Instruction: Extract all of the entries and set them down verbatim.

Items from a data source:
=-=-=

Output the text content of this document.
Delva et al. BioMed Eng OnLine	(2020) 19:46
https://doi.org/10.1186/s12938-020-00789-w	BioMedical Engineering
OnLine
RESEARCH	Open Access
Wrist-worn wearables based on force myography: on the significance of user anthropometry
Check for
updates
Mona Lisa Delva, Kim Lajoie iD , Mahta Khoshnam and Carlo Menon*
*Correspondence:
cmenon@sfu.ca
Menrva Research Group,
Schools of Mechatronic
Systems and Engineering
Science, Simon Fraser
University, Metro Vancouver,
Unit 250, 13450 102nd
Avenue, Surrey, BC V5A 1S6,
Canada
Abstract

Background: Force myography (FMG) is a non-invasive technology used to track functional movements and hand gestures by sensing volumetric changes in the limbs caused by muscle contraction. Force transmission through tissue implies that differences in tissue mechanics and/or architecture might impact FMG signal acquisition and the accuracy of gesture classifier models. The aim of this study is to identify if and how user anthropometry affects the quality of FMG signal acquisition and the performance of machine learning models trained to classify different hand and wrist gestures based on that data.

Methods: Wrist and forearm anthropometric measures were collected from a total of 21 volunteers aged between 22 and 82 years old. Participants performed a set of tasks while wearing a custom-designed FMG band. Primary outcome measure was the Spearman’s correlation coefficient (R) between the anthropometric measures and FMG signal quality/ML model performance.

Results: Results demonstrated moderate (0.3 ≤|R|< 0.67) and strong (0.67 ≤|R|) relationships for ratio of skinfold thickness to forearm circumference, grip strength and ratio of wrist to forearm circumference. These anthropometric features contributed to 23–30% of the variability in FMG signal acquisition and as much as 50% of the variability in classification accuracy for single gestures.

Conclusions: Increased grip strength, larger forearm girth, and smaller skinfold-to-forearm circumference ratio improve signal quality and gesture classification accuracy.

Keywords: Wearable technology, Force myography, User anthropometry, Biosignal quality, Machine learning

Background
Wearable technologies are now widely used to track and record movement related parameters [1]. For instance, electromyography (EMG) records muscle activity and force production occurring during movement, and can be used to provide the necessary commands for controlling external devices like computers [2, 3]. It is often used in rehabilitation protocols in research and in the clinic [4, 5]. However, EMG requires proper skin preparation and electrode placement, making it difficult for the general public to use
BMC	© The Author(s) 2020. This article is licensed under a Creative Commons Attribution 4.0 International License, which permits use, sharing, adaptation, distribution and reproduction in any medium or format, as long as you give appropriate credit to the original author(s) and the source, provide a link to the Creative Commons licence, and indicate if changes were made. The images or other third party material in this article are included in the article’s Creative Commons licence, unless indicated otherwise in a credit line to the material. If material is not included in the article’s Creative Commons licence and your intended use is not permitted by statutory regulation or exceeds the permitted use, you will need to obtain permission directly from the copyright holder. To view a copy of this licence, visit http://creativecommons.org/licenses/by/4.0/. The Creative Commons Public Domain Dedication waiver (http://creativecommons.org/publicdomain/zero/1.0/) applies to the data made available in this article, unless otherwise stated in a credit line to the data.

=-=-=

Output for this task:
Output the text content of this document.
Delva et al. BioMed Eng OnLine	(2020) 19:46
https://doi.org/10.1186/s12938-020-00789-w	BioMedical Engineering
OnLine
RESEARCH	Open Access
Wrist-worn wearables based on force myography: on the significance of user anthropometry
Check for
updates
Mona Lisa Delva, Kim Lajoie iD , Mahta Khoshnam and Carlo Menon*
*Correspondence:
cmenon@sfu.ca
Menrva Research Group,
Schools of Mechatronic
Systems and Engineering
Science, Simon Fraser
University, Metro Vancouver,
Unit 250, 13450 102nd
Avenue, Surrey, BC V5A 1S6,
Canada
Abstract

Background: Force myography (FMG) is a non-invasive technology used to track functional movements and hand gestures by sensing volumetric changes in the limbs caused by muscle contraction. Force transmission through tissue implies that differences in tissue mechanics and/or architecture might impact FMG signal acquisition and the accuracy of gesture classifier models. The aim of this study is to identify if and how user anthropometry affects the quality of FMG signal acquisition and the performance of machine learning models trained to classify different hand and wrist gestures based on that data.

Methods: Wrist and forearm anthropometric measures were collected from a total of 21 volunteers aged between 22 and 82 years old. Participants performed a set of tasks while wearing a custom-designed FMG band. Primary outcome measure was the Spearman’s correlation coefficient (R) between the anthropometric measures and FMG signal quality/ML model performance.

Results: Results demonstrated moderate (0.3 ≤|R|< 0.67) and strong (0.67 ≤|R|) relationships for ratio of skinfold thickness to forearm circumference, grip strength and ratio of wrist to forearm circumference. These anthropometric features contributed to 23–30% of the variability in FMG signal acquisition and as much as 50% of the variability in classification accuracy for single gestures.

Conclusions: Increased grip strength, larger forearm girth, and smaller skinfold-to-forearm circumference ratio improve signal quality and gesture classification accuracy.

Keywords: Wearable technology, Force myography, User anthropometry, Biosignal quality, Machine learning

Background
Wearable technologies are now widely used to track and record movement related parameters [1]. For instance, electromyography (EMG) records muscle activity and force production occurring during movement, and can be used to provide the necessary commands for controlling external devices like computers [2, 3]. It is often used in rehabilitation protocols in research and in the clinic [4, 5]. However, EMG requires proper skin preparation and electrode placement, making it difficult for the general public to use
BMC	© The Author(s) 2020. This article is licensed under a Creative Commons Attribution 4.0 International License, which permits use, sharing, adaptation, distribution and reproduction in any medium or format, as long as you give appropriate credit to the original author(s) and the source, provide a link to the Creative Commons licence, and indicate if changes were made. The images or other third party material in this article are included in the article’s Creative Commons licence, unless indicated otherwise in a credit line to the material. If material is not included in the article’s Creative Commons licence and your intended use is not permitted by statutory regulation or exceeds the permitted use, you will need to obtain permission directly from the copyright holder. To view a copy of this licence, visit http://creativecommons.org/licenses/by/4.0/. The Creative Commons Public Domain Dedication waiver (http://creativecommons.org/publicdomain/zero/1.0/) applies to the data made available in this article, unless otherwise stated in a credit line to the data.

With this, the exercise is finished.